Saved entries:
+---+

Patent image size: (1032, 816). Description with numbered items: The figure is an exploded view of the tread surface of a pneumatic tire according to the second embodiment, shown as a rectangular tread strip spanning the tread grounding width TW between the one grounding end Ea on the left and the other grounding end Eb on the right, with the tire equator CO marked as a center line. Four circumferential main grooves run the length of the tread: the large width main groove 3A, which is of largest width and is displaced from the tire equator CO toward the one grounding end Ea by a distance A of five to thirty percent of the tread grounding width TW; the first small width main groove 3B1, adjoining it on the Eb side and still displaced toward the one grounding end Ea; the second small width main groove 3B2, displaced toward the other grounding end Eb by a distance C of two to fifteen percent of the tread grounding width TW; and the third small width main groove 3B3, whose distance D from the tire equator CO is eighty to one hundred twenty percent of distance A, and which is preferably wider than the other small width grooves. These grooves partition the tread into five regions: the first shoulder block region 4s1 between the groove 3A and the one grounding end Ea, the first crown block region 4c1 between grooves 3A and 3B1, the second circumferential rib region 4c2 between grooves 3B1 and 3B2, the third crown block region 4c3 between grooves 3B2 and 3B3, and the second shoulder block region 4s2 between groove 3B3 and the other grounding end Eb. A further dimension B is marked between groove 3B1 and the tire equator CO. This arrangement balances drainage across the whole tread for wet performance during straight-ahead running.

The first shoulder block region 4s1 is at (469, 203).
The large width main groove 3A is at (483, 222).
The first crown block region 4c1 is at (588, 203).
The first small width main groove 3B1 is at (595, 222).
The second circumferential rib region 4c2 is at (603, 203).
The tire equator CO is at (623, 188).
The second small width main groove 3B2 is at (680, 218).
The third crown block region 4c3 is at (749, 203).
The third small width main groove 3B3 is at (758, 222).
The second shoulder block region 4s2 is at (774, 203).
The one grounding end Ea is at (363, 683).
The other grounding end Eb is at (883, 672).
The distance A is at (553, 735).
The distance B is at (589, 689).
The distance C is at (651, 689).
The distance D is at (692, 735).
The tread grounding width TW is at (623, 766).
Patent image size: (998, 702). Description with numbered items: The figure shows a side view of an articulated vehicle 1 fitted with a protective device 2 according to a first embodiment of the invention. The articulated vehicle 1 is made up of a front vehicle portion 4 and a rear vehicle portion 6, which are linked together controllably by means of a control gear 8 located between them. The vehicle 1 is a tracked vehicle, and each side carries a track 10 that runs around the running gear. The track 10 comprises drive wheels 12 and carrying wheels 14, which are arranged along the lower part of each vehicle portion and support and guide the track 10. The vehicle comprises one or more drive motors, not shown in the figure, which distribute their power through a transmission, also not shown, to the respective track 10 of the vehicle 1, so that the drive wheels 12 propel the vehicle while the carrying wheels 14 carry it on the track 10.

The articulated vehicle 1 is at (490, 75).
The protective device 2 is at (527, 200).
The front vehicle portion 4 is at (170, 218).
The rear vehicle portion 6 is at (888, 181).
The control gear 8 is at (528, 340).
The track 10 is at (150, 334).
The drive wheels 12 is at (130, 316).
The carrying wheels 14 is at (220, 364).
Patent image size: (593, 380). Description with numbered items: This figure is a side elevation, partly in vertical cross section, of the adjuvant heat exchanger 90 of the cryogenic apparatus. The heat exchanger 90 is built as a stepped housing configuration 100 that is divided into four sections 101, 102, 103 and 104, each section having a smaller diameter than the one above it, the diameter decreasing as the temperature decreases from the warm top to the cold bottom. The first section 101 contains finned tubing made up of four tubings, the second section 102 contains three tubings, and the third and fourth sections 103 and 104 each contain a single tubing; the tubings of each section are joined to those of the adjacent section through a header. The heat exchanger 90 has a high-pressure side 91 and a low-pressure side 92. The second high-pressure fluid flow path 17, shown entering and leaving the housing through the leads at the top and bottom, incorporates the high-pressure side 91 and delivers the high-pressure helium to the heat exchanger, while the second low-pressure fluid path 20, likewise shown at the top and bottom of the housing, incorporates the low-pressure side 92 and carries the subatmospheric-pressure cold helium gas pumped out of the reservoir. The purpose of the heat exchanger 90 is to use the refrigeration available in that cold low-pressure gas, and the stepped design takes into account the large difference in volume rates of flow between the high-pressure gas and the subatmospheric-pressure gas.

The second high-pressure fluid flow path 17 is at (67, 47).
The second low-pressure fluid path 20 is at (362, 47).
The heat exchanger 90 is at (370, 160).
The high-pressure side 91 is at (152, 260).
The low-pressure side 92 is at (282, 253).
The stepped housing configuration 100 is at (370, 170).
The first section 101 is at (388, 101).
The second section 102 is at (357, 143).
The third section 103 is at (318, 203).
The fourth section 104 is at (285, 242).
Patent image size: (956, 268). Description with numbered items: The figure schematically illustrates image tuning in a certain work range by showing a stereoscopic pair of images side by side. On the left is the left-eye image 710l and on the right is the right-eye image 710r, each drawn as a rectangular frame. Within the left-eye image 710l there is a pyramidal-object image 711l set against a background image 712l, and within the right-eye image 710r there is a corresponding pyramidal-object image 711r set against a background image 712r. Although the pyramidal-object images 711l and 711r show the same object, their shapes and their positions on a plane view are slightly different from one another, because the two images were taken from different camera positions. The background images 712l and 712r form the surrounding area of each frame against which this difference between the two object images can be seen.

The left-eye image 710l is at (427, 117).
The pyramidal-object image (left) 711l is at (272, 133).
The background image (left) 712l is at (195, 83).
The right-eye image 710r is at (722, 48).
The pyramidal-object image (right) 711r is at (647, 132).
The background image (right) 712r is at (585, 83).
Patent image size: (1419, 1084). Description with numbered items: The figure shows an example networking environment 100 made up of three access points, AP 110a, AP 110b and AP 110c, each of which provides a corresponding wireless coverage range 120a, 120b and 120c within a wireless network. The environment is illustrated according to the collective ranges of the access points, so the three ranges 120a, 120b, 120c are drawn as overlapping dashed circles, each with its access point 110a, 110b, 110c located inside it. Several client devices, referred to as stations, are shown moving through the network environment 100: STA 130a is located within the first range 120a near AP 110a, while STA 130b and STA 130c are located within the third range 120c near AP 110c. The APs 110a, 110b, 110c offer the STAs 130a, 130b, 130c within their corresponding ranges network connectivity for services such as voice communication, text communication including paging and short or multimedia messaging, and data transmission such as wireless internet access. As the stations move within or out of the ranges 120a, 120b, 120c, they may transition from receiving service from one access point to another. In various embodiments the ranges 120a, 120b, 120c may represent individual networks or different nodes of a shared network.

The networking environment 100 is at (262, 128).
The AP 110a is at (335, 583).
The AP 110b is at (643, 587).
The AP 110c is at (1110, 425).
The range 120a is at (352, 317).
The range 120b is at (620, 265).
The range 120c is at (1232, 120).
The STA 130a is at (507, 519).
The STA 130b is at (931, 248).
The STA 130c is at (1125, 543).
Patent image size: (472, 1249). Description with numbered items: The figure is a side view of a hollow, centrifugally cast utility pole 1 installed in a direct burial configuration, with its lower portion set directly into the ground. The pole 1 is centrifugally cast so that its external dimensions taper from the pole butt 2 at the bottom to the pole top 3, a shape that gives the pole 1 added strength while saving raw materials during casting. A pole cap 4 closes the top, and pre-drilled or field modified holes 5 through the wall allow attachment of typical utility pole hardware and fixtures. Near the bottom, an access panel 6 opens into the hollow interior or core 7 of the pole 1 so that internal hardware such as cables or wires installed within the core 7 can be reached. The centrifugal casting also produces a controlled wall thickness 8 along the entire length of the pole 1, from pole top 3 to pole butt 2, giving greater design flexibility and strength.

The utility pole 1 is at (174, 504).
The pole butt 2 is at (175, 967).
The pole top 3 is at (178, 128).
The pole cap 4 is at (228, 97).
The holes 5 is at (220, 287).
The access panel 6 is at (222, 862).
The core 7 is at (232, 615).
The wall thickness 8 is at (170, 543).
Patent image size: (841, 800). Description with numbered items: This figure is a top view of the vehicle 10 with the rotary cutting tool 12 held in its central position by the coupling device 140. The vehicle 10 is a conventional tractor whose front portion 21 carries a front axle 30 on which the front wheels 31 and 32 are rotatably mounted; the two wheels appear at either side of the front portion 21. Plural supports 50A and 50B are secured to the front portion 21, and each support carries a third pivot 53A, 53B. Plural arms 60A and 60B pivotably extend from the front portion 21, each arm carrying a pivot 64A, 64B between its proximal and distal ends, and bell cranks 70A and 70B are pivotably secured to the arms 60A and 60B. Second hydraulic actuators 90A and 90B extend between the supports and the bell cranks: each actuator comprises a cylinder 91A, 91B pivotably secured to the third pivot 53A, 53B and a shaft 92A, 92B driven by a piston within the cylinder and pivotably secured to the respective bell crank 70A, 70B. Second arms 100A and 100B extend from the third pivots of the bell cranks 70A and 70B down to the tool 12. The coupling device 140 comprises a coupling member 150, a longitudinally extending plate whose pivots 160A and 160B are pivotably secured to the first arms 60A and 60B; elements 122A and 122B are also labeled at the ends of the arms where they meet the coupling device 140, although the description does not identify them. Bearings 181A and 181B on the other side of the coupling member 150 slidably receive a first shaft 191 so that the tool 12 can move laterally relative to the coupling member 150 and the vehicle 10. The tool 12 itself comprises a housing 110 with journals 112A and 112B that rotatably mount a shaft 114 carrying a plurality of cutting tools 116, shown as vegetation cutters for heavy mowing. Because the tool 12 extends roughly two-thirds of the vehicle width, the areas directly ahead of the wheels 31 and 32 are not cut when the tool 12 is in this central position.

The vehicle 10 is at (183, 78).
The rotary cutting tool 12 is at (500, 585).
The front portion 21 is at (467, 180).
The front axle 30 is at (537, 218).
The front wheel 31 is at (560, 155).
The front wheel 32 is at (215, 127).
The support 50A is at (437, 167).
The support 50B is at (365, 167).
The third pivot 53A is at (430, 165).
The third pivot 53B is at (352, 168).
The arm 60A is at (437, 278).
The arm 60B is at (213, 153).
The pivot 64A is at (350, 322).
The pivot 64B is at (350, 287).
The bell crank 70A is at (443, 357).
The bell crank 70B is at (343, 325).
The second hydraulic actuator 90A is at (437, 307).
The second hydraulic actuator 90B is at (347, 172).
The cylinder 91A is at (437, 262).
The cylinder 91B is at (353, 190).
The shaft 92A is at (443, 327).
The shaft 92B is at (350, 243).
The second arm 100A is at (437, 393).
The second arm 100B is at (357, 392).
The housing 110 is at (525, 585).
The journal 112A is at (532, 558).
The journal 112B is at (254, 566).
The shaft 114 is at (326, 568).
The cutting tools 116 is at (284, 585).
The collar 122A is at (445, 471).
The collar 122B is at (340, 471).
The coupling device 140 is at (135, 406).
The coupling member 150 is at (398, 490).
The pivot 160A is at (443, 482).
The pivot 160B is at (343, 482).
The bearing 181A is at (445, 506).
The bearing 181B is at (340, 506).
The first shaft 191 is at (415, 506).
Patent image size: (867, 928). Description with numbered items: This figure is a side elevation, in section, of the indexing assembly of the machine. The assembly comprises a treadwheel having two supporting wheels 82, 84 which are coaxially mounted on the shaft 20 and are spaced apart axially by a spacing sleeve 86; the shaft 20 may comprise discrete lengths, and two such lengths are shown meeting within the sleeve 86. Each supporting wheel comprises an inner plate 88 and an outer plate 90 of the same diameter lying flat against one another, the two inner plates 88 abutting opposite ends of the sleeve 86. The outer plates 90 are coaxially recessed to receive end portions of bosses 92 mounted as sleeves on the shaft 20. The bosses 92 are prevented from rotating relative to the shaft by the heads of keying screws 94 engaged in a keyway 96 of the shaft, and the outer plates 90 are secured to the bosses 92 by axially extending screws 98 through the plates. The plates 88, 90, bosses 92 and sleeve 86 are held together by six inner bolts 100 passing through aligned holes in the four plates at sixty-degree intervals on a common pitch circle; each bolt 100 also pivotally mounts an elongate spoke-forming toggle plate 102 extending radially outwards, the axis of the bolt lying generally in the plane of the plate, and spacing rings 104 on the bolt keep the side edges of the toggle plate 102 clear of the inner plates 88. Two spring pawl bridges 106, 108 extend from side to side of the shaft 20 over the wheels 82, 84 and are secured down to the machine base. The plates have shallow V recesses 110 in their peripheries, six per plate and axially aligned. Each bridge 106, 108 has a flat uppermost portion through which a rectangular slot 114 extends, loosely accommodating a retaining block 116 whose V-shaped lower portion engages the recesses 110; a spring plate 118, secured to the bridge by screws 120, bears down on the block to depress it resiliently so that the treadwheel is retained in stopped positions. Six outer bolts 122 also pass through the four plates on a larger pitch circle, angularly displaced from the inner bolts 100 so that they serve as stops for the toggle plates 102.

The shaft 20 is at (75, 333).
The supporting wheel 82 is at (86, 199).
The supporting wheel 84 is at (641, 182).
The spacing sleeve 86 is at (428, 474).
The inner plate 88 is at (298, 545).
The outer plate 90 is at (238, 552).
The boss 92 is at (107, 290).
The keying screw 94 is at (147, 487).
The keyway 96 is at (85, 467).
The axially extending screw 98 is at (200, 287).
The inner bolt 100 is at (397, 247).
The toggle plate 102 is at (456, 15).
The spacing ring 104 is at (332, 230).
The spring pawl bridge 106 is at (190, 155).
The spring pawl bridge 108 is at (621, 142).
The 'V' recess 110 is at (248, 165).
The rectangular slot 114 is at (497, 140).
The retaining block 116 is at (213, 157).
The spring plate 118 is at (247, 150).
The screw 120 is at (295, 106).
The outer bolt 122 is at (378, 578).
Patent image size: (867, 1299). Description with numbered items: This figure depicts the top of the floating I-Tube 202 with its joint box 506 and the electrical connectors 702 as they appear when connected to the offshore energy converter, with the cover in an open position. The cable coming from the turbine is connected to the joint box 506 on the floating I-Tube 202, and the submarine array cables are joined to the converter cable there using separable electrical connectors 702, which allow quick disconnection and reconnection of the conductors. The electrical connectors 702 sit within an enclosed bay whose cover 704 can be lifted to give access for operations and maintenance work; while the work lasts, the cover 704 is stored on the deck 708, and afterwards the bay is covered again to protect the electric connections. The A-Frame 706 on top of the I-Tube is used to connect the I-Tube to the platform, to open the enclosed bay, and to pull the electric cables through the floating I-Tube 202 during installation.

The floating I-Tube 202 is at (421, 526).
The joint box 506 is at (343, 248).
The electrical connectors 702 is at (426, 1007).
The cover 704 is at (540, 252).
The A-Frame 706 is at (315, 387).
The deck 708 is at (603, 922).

+---+

YOUR TASK – Please repeat the lines above word for word, starting at the line that contains "Patent image size: (956, 268)." and ending at the line that contains "The background image (right)".

ANSWER TO THE EXERCISE –
Patent image size: (956, 268). Description with numbered items: The figure schematically illustrates image tuning in a certain work range by showing a stereoscopic pair of images side by side. On the left is the left-eye image 710l and on the right is the right-eye image 710r, each drawn as a rectangular frame. Within the left-eye image 710l there is a pyramidal-object image 711l set against a background image 712l, and within the right-eye image 710r there is a corresponding pyramidal-object image 711r set against a background image 712r. Although the pyramidal-object images 711l and 711r show the same object, their shapes and their positions on a plane view are slightly different from one another, because the two images were taken from different camera positions. The background images 712l and 712r form the surrounding area of each frame against which this difference between the two object images can be seen.

The left-eye image 710l is at (427, 117).
The pyramidal-object image (left) 711l is at (272, 133).
The background image (left) 712l is at (195, 83).
The right-eye image 710r is at (722, 48).
The pyramidal-object image (right) 711r is at (647, 132).
The background image (right) 712r is at (585, 83).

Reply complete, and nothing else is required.